** Extracted text follows **

Happiness is a strange thing.
Being sad, angry and bitter is easy. Being happy takes effort, but it's always worth it.
As a young child, my understanding of happiness was that it was people's "default" emotion. Everyone was automatically happy, and outside forces acting on people caused them to be sad, angry, frustrated, stressed, etc.
I began to better understand the degree to which others also have problems with happiness and the pursuit thereof once I reached high school and my emotions became more complicated (re: my depression became more pronounced). Another experience that gave me insight into how complicated happiness can be was seeing the appropriately-named film, "Happiness" when I was 15 or 16. ... At that point I was looking to study film in college, and would often watch any arthouse movie that I could find available on YouTube. Anything by Todd Solondz was required viewing for me.
But perhaps nothing has been a better teaching tool for me on the subject of happiness than depression.
Depression is also a strange thing. It differs from person to person.
In high school I would often feel sad for no reason. It was really frustrating, especially considering my preconceived notions of happiness, sadness and emotions in general. Nothing in my life was necessarily happening to make me so sad. I had friends. I held leadership positions at school. My parents were still together. By all accounts, I *should* have been happy. But for some reason, I wasn't.
My most clear memory of this weird feeling is my junior year band banquet. The banquet was always a huge deal, and practically a second prom. My freshman and sophomore years I was beyond excited.
But my junior year was different. As the days led up to that year's band banquet, I found myself being completely neutral and unexcited about it. I remember not really caring what I wore or how I looked -- a huge turnaround from the previous two years.
I remember telling a counselor a little over a year later, "I don't know why I was so sad. I knew that I was supposed to be happy."
I went through the motions. I threw on an old dress and faked happiness through the whole thing. There are pictures of me from that night smiling and laughing -- all fake.
Being sad is one thing, but feigning happiness while still being sad can be completely exhausting. I went home that night and felt that something inside me was broken. While I was glad that I could keep up a "normal" appearance to those around me, I was sad and confused as to why I couldn't get my true, inner emotions to match. I didn't want to fake it.

** End of Extracted text **
** Given entries follows **

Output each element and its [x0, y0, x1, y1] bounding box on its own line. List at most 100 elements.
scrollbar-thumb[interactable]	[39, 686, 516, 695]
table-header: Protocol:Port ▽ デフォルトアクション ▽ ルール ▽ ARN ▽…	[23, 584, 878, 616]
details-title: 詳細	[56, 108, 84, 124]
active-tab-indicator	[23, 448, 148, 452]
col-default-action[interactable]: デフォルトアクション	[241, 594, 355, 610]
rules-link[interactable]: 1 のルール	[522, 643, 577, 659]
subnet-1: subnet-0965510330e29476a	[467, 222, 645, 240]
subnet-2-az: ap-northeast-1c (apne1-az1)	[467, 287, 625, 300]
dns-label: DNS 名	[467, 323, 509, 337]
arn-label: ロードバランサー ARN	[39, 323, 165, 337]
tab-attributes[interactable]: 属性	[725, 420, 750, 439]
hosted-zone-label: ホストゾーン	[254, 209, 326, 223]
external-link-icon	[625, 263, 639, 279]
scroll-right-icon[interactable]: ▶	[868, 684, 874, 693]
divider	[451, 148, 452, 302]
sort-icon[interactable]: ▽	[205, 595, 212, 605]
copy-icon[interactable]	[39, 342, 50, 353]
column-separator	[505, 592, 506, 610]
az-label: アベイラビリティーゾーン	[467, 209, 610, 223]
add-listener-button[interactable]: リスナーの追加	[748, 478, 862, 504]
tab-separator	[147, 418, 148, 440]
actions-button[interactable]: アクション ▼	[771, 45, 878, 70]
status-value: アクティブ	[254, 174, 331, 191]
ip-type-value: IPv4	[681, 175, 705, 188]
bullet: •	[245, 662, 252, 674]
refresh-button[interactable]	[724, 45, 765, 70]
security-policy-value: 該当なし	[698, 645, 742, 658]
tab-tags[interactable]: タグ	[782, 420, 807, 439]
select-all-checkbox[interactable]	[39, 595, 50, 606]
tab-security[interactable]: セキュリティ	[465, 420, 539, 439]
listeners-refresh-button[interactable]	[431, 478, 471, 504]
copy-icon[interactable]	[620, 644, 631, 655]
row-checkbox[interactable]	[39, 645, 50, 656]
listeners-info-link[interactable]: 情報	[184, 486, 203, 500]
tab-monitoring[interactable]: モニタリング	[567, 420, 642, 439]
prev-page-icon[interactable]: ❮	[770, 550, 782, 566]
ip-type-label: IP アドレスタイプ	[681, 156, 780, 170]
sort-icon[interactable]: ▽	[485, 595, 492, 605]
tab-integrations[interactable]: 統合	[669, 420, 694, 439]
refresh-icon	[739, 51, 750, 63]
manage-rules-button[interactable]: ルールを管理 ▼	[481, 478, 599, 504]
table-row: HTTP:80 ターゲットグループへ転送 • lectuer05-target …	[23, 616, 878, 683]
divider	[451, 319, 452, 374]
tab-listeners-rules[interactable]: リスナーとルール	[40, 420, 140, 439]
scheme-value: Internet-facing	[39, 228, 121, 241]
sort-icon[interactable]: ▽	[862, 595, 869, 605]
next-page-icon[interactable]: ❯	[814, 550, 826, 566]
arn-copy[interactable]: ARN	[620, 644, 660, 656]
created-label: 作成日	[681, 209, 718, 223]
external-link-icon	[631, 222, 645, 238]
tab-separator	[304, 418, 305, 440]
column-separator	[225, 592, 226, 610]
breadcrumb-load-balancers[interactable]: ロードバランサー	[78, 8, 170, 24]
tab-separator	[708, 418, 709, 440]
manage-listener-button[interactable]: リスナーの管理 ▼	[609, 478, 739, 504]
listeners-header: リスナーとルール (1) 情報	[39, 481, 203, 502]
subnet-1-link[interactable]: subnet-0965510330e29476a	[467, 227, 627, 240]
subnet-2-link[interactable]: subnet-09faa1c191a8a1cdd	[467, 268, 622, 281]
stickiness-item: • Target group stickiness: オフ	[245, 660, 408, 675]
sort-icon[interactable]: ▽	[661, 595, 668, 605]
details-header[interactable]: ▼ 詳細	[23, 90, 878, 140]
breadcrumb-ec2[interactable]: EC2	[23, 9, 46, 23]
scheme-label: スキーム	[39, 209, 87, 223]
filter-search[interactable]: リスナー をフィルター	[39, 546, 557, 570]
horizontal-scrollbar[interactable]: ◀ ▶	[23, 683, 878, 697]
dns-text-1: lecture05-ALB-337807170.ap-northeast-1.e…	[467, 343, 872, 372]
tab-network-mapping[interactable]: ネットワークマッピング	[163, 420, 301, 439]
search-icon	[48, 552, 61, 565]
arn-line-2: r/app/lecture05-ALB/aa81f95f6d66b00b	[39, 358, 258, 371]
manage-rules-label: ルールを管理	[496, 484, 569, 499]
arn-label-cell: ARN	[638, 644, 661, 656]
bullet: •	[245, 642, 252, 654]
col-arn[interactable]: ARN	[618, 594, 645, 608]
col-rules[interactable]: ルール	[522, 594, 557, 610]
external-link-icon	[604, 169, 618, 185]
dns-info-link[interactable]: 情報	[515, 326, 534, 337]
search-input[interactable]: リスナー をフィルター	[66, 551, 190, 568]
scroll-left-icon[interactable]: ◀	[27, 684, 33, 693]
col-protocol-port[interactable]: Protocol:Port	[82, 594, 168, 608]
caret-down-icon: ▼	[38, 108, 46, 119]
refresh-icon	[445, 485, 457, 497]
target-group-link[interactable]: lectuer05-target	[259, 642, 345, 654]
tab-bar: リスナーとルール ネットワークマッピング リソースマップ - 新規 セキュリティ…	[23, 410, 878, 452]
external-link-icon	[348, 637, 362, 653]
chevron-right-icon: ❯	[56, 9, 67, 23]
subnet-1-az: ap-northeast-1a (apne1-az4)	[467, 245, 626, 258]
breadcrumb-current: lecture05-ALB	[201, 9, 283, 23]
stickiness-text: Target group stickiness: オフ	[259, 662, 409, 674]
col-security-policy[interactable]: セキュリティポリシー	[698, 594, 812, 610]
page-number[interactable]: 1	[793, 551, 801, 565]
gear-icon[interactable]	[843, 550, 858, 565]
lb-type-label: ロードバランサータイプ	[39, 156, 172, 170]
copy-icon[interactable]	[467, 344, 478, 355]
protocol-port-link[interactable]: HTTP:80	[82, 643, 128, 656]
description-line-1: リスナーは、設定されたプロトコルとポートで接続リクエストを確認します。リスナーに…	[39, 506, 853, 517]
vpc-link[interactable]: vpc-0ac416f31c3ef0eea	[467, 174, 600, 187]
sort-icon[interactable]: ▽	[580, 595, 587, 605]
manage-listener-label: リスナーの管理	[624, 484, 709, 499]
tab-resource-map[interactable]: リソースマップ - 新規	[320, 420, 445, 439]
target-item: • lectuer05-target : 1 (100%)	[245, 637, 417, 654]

** End of Given entries **

Exercise set
(1) Answer these questions from the essay on happiness and depression:
(a) What film did the writer see at 15 or 16?
(b) Which event is the writer's clearest memory of feeling sad for no reason?
(c) What did the writer wear to that event?
(2) Continue the essay on happiness and depression from its final sentence.
The records have nothing to do with the essay on happiness and depression.

List of answers
(1)
(a) "Happiness"
(b) The junior year band banquet
(c) An old dress

(2)
I didn't know it at the time, but I had major depressive disorder that wouldn't be diagnosed until just over a year later.
Anyway, here's where I'm getting at with this story -- I know what it's like to be sad and feel like you don't have a choice in the matter. To want to be happy, but not be able to feel it. To have to fake it.
Through the help of medicine and counseling, I feel like I have a choice in my emotions now. I have the ability to be truly happy. Now that I can experience happiness, I wouldn't ever choose to revert back to being sad.
I could go on about how much SSRIs and counseling have helped me, and about how mental health is just as important as physical health, but perhaps that will be for another post.
The happiest people I know aren't happy because of outside forces. They choose happiness. It comes from within.
That being said, it seems the unhappiest people I know choose to only focus on the bad aspects of life. They treat happiness as something that happens to them. They don't realize that they could maybe be happier if they change their perspectives.
It's also important to note that people should validate their honest emotions. Don't fake happy -- I've been there. Cry if you're sad. Talk it out if you're angry and/or frustrated.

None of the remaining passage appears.